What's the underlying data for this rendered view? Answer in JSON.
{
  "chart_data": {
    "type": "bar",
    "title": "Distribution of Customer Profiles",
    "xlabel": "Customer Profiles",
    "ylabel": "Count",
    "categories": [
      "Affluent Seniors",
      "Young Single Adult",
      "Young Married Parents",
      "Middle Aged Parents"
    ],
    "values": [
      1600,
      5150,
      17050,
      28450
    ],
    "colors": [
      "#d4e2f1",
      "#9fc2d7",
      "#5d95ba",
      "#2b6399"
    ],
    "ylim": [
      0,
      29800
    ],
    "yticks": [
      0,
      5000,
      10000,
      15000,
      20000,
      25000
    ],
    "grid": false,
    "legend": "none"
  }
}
==*==
• **Problem to solve**: Scan the material above for the word "Parents". Copy each line where it occurs.

• **Answer to the task**:
      "Young Married Parents",
      "Middle Aged Parents"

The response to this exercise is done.